What the exercise asks → Output each entry below as it stands, leaving out every picture.

Dataset rows →
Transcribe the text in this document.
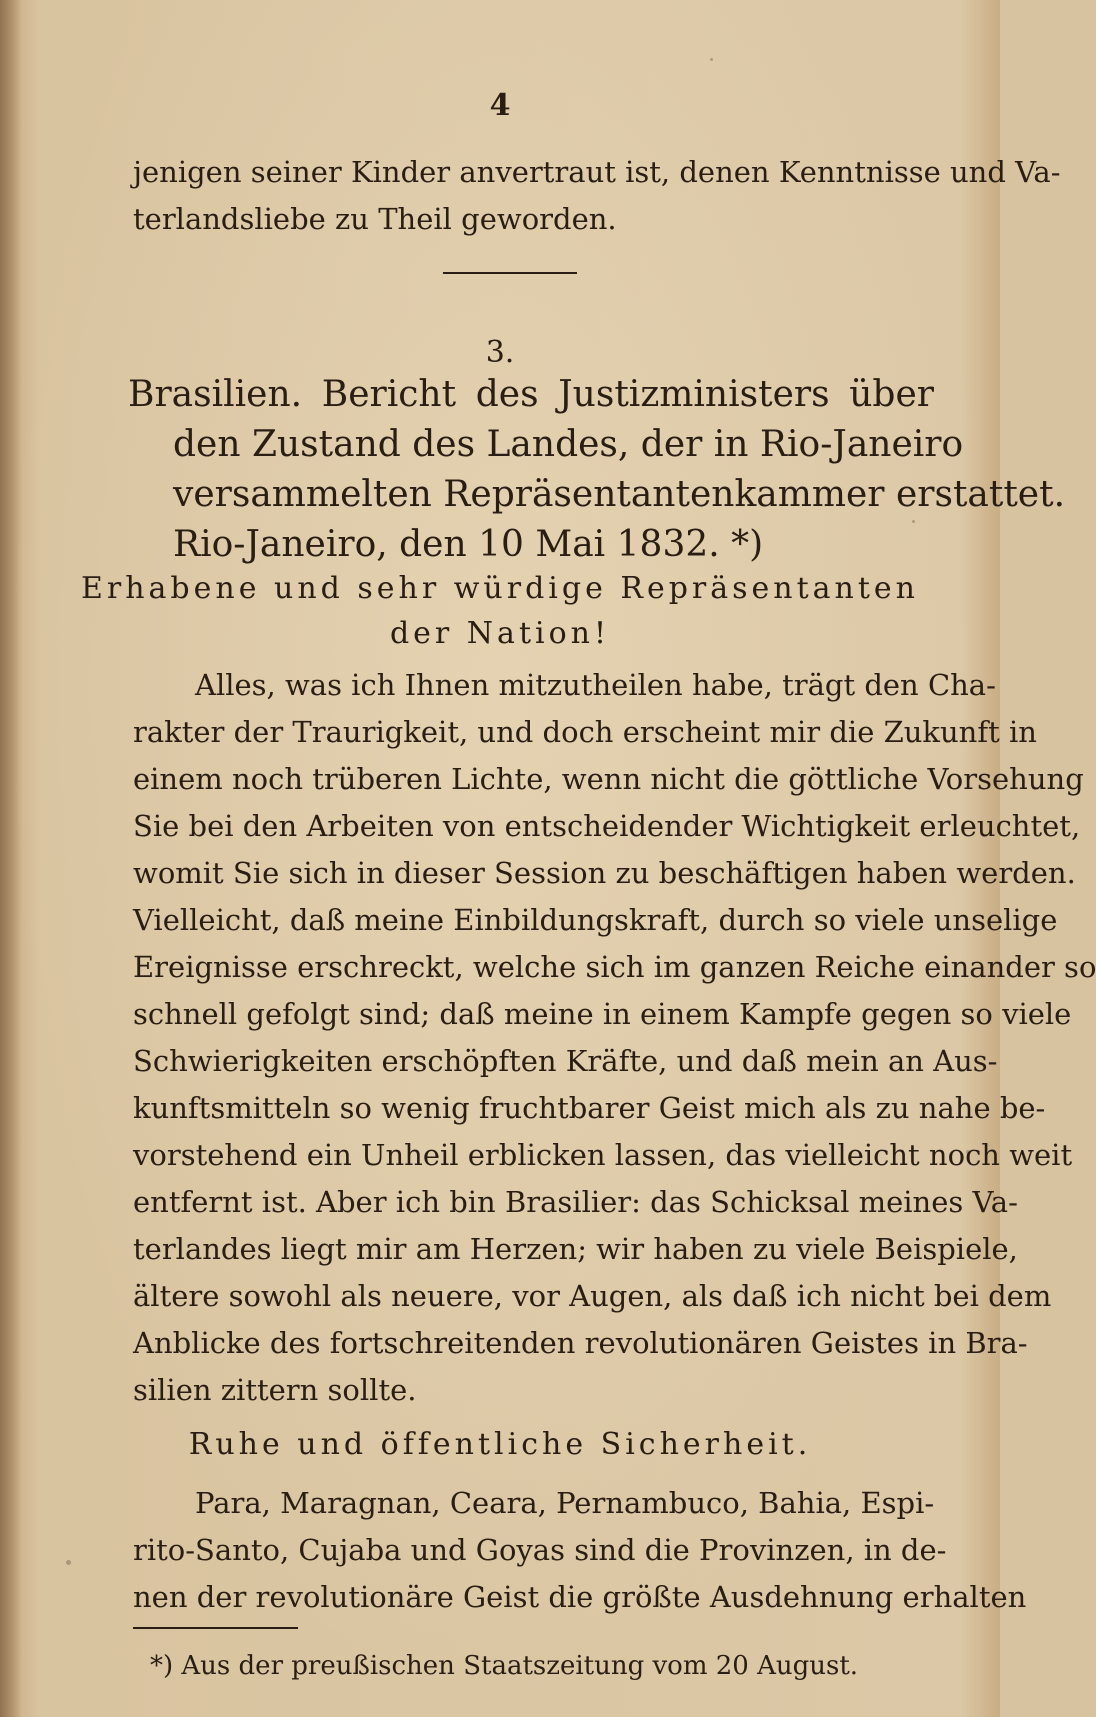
4
jenigen seiner Kinder anvertraut ist, denen Kenntnisse und Va-
terlandsliebe zu Theil geworden.
3.
Brasilien. Bericht des Justizministers über
den Zustand des Landes, der in Rio-Janeiro
versammelten Repräsentantenkammer erstattet.
Rio-Janeiro, den 10 Mai 1832. *)
Erhabene und sehr würdige Repräsentanten
der Nation!
Alles, was ich Ihnen mitzutheilen habe, trägt den Cha-
rakter der Traurigkeit, und doch erscheint mir die Zukunft in
einem noch trüberen Lichte, wenn nicht die göttliche Vorsehung
Sie bei den Arbeiten von entscheidender Wichtigkeit erleuchtet,
womit Sie sich in dieser Session zu beschäftigen haben werden.
Vielleicht, daß meine Einbildungskraft, durch so viele unselige
Ereignisse erschreckt, welche sich im ganzen Reiche einander so
schnell gefolgt sind; daß meine in einem Kampfe gegen so viele
Schwierigkeiten erschöpften Kräfte, und daß mein an Aus-
kunftsmitteln so wenig fruchtbarer Geist mich als zu nahe be-
vorstehend ein Unheil erblicken lassen, das vielleicht noch weit
entfernt ist. Aber ich bin Brasilier: das Schicksal meines Va-
terlandes liegt mir am Herzen; wir haben zu viele Beispiele,
ältere sowohl als neuere, vor Augen, als daß ich nicht bei dem
Anblicke des fortschreitenden revolutionären Geistes in Bra-
silien zittern sollte.
Ruhe und öffentliche Sicherheit.
Para, Maragnan, Ceara, Pernambuco, Bahia, Espi-
rito-Santo, Cujaba und Goyas sind die Provinzen, in de-
nen der revolutionäre Geist die größte Ausdehnung erhalten
*) Aus der preußischen Staatszeitung vom 20 August.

Exercise solution →
Transcribe the text in this document.
4
jenigen seiner Kinder anvertraut ist, denen Kenntnisse und Va-
terlandsliebe zu Theil geworden.
3.
Brasilien. Bericht des Justizministers über
den Zustand des Landes, der in Rio-Janeiro
versammelten Repräsentantenkammer erstattet.
Rio-Janeiro, den 10 Mai 1832. *)
Erhabene und sehr würdige Repräsentanten
der Nation!
Alles, was ich Ihnen mitzutheilen habe, trägt den Cha-
rakter der Traurigkeit, und doch erscheint mir die Zukunft in
einem noch trüberen Lichte, wenn nicht die göttliche Vorsehung
Sie bei den Arbeiten von entscheidender Wichtigkeit erleuchtet,
womit Sie sich in dieser Session zu beschäftigen haben werden.
Vielleicht, daß meine Einbildungskraft, durch so viele unselige
Ereignisse erschreckt, welche sich im ganzen Reiche einander so
schnell gefolgt sind; daß meine in einem Kampfe gegen so viele
Schwierigkeiten erschöpften Kräfte, und daß mein an Aus-
kunftsmitteln so wenig fruchtbarer Geist mich als zu nahe be-
vorstehend ein Unheil erblicken lassen, das vielleicht noch weit
entfernt ist. Aber ich bin Brasilier: das Schicksal meines Va-
terlandes liegt mir am Herzen; wir haben zu viele Beispiele,
ältere sowohl als neuere, vor Augen, als daß ich nicht bei dem
Anblicke des fortschreitenden revolutionären Geistes in Bra-
silien zittern sollte.
Ruhe und öffentliche Sicherheit.
Para, Maragnan, Ceara, Pernambuco, Bahia, Espi-
rito-Santo, Cujaba und Goyas sind die Provinzen, in de-
nen der revolutionäre Geist die größte Ausdehnung erhalten
*) Aus der preußischen Staatszeitung vom 20 August.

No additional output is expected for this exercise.